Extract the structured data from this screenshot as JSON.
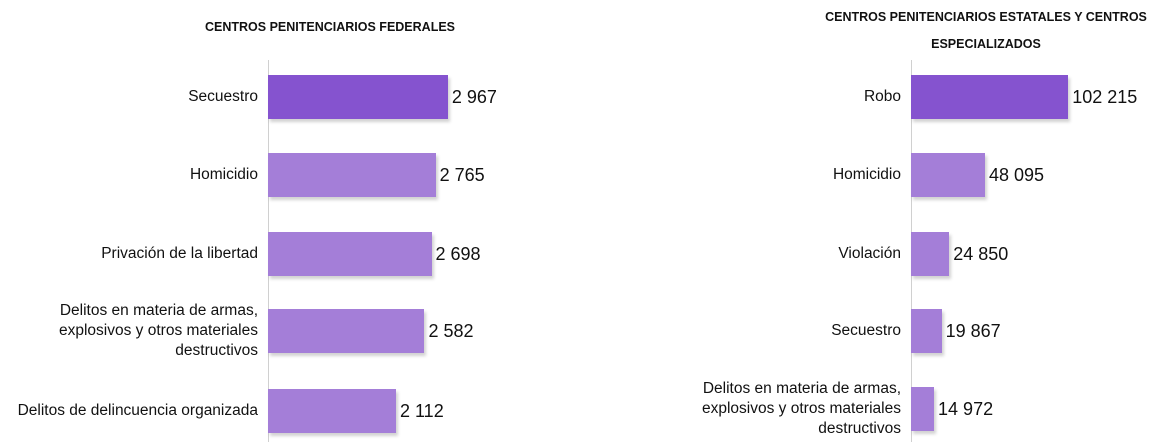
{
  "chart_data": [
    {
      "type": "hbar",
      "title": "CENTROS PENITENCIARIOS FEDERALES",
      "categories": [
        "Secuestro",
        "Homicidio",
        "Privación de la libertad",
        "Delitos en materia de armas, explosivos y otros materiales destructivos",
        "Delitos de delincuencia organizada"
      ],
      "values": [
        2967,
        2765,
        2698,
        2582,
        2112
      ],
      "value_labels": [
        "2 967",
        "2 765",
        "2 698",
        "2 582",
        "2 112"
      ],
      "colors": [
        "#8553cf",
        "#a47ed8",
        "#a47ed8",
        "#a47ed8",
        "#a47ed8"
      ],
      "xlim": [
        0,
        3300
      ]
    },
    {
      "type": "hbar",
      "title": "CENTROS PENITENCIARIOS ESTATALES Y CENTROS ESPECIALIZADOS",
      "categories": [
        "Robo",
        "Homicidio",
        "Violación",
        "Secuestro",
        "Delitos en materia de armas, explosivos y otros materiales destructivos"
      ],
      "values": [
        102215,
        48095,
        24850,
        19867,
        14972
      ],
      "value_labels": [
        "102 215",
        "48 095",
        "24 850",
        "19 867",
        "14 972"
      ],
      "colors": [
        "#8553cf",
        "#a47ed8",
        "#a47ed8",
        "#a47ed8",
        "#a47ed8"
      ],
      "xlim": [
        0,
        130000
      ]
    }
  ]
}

#### Short exercise
Skip the pictures and transcribe the rest of the records exactly.

#### Task answer
Extract the structured data from this screenshot as JSON.
{
  "chart_data": [
    {
      "type": "hbar",
      "title": "CENTROS PENITENCIARIOS FEDERALES",
      "categories": [
        "Secuestro",
        "Homicidio",
        "Privación de la libertad",
        "Delitos en materia de armas, explosivos y otros materiales destructivos",
        "Delitos de delincuencia organizada"
      ],
      "values": [
        2967,
        2765,
        2698,
        2582,
        2112
      ],
      "value_labels": [
        "2 967",
        "2 765",
        "2 698",
        "2 582",
        "2 112"
      ],
      "colors": [
        "#8553cf",
        "#a47ed8",
        "#a47ed8",
        "#a47ed8",
        "#a47ed8"
      ],
      "xlim": [
        0,
        3300
      ]
    },
    {
      "type": "hbar",
      "title": "CENTROS PENITENCIARIOS ESTATALES Y CENTROS ESPECIALIZADOS",
      "categories": [
        "Robo",
        "Homicidio",
        "Violación",
        "Secuestro",
        "Delitos en materia de armas, explosivos y otros materiales destructivos"
      ],
      "values": [
        102215,
        48095,
        24850,
        19867,
        14972
      ],
      "value_labels": [
        "102 215",
        "48 095",
        "24 850",
        "19 867",
        "14 972"
      ],
      "colors": [
        "#8553cf",
        "#a47ed8",
        "#a47ed8",
        "#a47ed8",
        "#a47ed8"
      ],
      "xlim": [
        0,
        130000
      ]
    }
  ]
}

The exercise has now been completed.